● **Task**
Write every record out again exactly, and keep images out of it.

(Data entries for graphics)
········
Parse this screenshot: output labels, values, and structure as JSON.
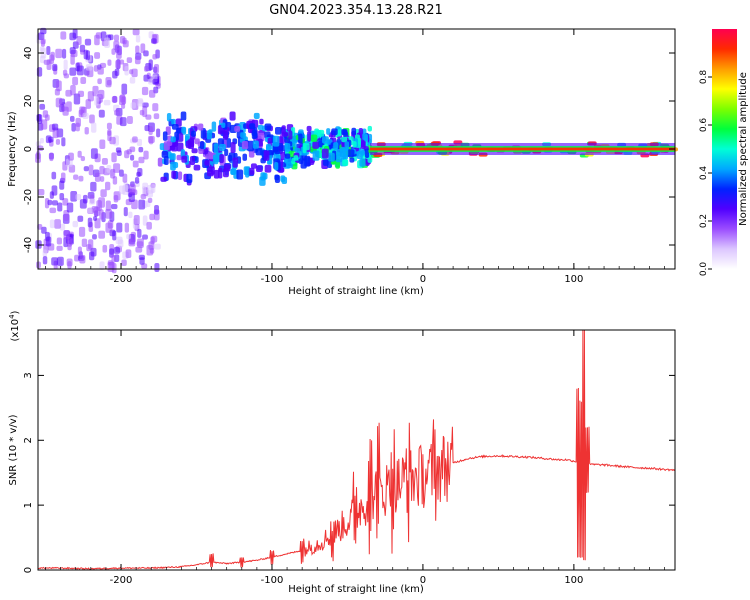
{
  "title": "GN04.2023.354.13.28.R21",
  "chart_data": [
    {
      "type": "heatmap",
      "xlabel": "Height of straight line (km)",
      "ylabel": "Frequency (Hz)",
      "xlim": [
        -255,
        167
      ],
      "ylim": [
        -50,
        50
      ],
      "x_ticks": [
        -200,
        -100,
        0,
        100
      ],
      "y_ticks": [
        -40,
        -20,
        0,
        20,
        40
      ],
      "colorbar": {
        "label": "Normalized spectral amplitude",
        "range": [
          0,
          1
        ],
        "ticks": [
          "0.0",
          "0.2",
          "0.4",
          "0.6",
          "0.8"
        ],
        "colors": [
          "#ffffff",
          "#dcc6ff",
          "#9b4dff",
          "#5000ff",
          "#0022ff",
          "#00a8ff",
          "#00ffd6",
          "#00ff3c",
          "#7dff00",
          "#ffff00",
          "#ff9d00",
          "#ff2a00",
          "#ff0050"
        ]
      },
      "regions": [
        {
          "x_from": -255,
          "x_to": -175,
          "description_band": "broadband",
          "f_range": [
            -50,
            50
          ],
          "level": 0.2
        },
        {
          "x_from": -175,
          "x_to": -90,
          "description_band": "broad",
          "f_range": [
            -15,
            15
          ],
          "level": 0.35
        },
        {
          "x_from": -90,
          "x_to": -35,
          "description_band": "narrowing",
          "f_range": [
            -8,
            10
          ],
          "level": 0.45
        },
        {
          "x_from": -35,
          "x_to": 167,
          "description_band": "narrow",
          "f_range": [
            -3,
            3
          ],
          "level": 0.85
        }
      ]
    },
    {
      "type": "line",
      "xlabel": "Height of straight line (km)",
      "ylabel": "SNR (10 * v/v)",
      "y_scale_label": "(x10",
      "y_scale_exp": "4",
      "y_scale_close": ")",
      "xlim": [
        -255,
        167
      ],
      "ylim": [
        0,
        3.7
      ],
      "x_ticks": [
        -200,
        -100,
        0,
        100
      ],
      "y_ticks": [
        0,
        1,
        2,
        3
      ],
      "series": [
        {
          "color": "#ee3333",
          "x": [
            -255,
            -240,
            -220,
            -200,
            -180,
            -160,
            -150,
            -140,
            -130,
            -120,
            -110,
            -100,
            -90,
            -80,
            -70,
            -60,
            -50,
            -40,
            -30,
            -20,
            -10,
            0,
            10,
            20,
            30,
            40,
            50,
            60,
            70,
            80,
            90,
            95,
            100,
            103,
            105,
            107,
            110,
            120,
            130,
            140,
            150,
            160,
            167
          ],
          "y": [
            0.03,
            0.03,
            0.02,
            0.03,
            0.03,
            0.05,
            0.08,
            0.12,
            0.1,
            0.12,
            0.15,
            0.2,
            0.25,
            0.3,
            0.4,
            0.55,
            0.75,
            1.0,
            1.2,
            1.3,
            1.4,
            1.45,
            1.55,
            1.65,
            1.72,
            1.75,
            1.76,
            1.75,
            1.74,
            1.72,
            1.7,
            1.7,
            1.68,
            1.66,
            1.67,
            1.65,
            1.63,
            1.62,
            1.6,
            1.58,
            1.57,
            1.55,
            1.54
          ],
          "spikes": [
            {
              "x": -140,
              "high": 0.25,
              "low": 0.05
            },
            {
              "x": -120,
              "high": 0.2,
              "low": 0.05
            },
            {
              "x": -100,
              "high": 0.3,
              "low": 0.08
            },
            {
              "x": -80,
              "high": 0.45,
              "low": 0.1
            },
            {
              "x": -60,
              "high": 0.7,
              "low": 0.15
            },
            {
              "x": -45,
              "high": 1.3,
              "low": 0.3
            },
            {
              "x": -35,
              "high": 1.75,
              "low": 0.5
            },
            {
              "x": -30,
              "high": 1.9,
              "low": 0.6
            },
            {
              "x": -20,
              "high": 1.8,
              "low": 0.7
            },
            {
              "x": -10,
              "high": 1.85,
              "low": 0.8
            },
            {
              "x": 8,
              "high": 1.95,
              "low": 1.1
            },
            {
              "x": 103,
              "high": 2.8,
              "low": 0.2
            },
            {
              "x": 105,
              "high": 2.6,
              "low": 0.2
            },
            {
              "x": 107,
              "high": 3.7,
              "low": 0.15
            },
            {
              "x": 109,
              "high": 2.2,
              "low": 1.2
            }
          ]
        }
      ]
    }
  ]
}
········
● **Correct output**
Parse this screenshot: output labels, values, and structure as JSON.
{
  "title": "GN04.2023.354.13.28.R21",
  "chart_data": [
    {
      "type": "heatmap",
      "xlabel": "Height of straight line (km)",
      "ylabel": "Frequency (Hz)",
      "xlim": [
        -255,
        167
      ],
      "ylim": [
        -50,
        50
      ],
      "x_ticks": [
        -200,
        -100,
        0,
        100
      ],
      "y_ticks": [
        -40,
        -20,
        0,
        20,
        40
      ],
      "colorbar": {
        "label": "Normalized spectral amplitude",
        "range": [
          0,
          1
        ],
        "ticks": [
          "0.0",
          "0.2",
          "0.4",
          "0.6",
          "0.8"
        ],
        "colors": [
          "#ffffff",
          "#dcc6ff",
          "#9b4dff",
          "#5000ff",
          "#0022ff",
          "#00a8ff",
          "#00ffd6",
          "#00ff3c",
          "#7dff00",
          "#ffff00",
          "#ff9d00",
          "#ff2a00",
          "#ff0050"
        ]
      },
      "regions": [
        {
          "x_from": -255,
          "x_to": -175,
          "description_band": "broadband",
          "f_range": [
            -50,
            50
          ],
          "level": 0.2
        },
        {
          "x_from": -175,
          "x_to": -90,
          "description_band": "broad",
          "f_range": [
            -15,
            15
          ],
          "level": 0.35
        },
        {
          "x_from": -90,
          "x_to": -35,
          "description_band": "narrowing",
          "f_range": [
            -8,
            10
          ],
          "level": 0.45
        },
        {
          "x_from": -35,
          "x_to": 167,
          "description_band": "narrow",
          "f_range": [
            -3,
            3
          ],
          "level": 0.85
        }
      ]
    },
    {
      "type": "line",
      "xlabel": "Height of straight line (km)",
      "ylabel": "SNR (10 * v/v)",
      "y_scale_label": "(x10",
      "y_scale_exp": "4",
      "y_scale_close": ")",
      "xlim": [
        -255,
        167
      ],
      "ylim": [
        0,
        3.7
      ],
      "x_ticks": [
        -200,
        -100,
        0,
        100
      ],
      "y_ticks": [
        0,
        1,
        2,
        3
      ],
      "series": [
        {
          "color": "#ee3333",
          "x": [
            -255,
            -240,
            -220,
            -200,
            -180,
            -160,
            -150,
            -140,
            -130,
            -120,
            -110,
            -100,
            -90,
            -80,
            -70,
            -60,
            -50,
            -40,
            -30,
            -20,
            -10,
            0,
            10,
            20,
            30,
            40,
            50,
            60,
            70,
            80,
            90,
            95,
            100,
            103,
            105,
            107,
            110,
            120,
            130,
            140,
            150,
            160,
            167
          ],
          "y": [
            0.03,
            0.03,
            0.02,
            0.03,
            0.03,
            0.05,
            0.08,
            0.12,
            0.1,
            0.12,
            0.15,
            0.2,
            0.25,
            0.3,
            0.4,
            0.55,
            0.75,
            1.0,
            1.2,
            1.3,
            1.4,
            1.45,
            1.55,
            1.65,
            1.72,
            1.75,
            1.76,
            1.75,
            1.74,
            1.72,
            1.7,
            1.7,
            1.68,
            1.66,
            1.67,
            1.65,
            1.63,
            1.62,
            1.6,
            1.58,
            1.57,
            1.55,
            1.54
          ],
          "spikes": [
            {
              "x": -140,
              "high": 0.25,
              "low": 0.05
            },
            {
              "x": -120,
              "high": 0.2,
              "low": 0.05
            },
            {
              "x": -100,
              "high": 0.3,
              "low": 0.08
            },
            {
              "x": -80,
              "high": 0.45,
              "low": 0.1
            },
            {
              "x": -60,
              "high": 0.7,
              "low": 0.15
            },
            {
              "x": -45,
              "high": 1.3,
              "low": 0.3
            },
            {
              "x": -35,
              "high": 1.75,
              "low": 0.5
            },
            {
              "x": -30,
              "high": 1.9,
              "low": 0.6
            },
            {
              "x": -20,
              "high": 1.8,
              "low": 0.7
            },
            {
              "x": -10,
              "high": 1.85,
              "low": 0.8
            },
            {
              "x": 8,
              "high": 1.95,
              "low": 1.1
            },
            {
              "x": 103,
              "high": 2.8,
              "low": 0.2
            },
            {
              "x": 105,
              "high": 2.6,
              "low": 0.2
            },
            {
              "x": 107,
              "high": 3.7,
              "low": 0.15
            },
            {
              "x": 109,
              "high": 2.2,
              "low": 1.2
            }
          ]
        }
      ]
    }
  ]
}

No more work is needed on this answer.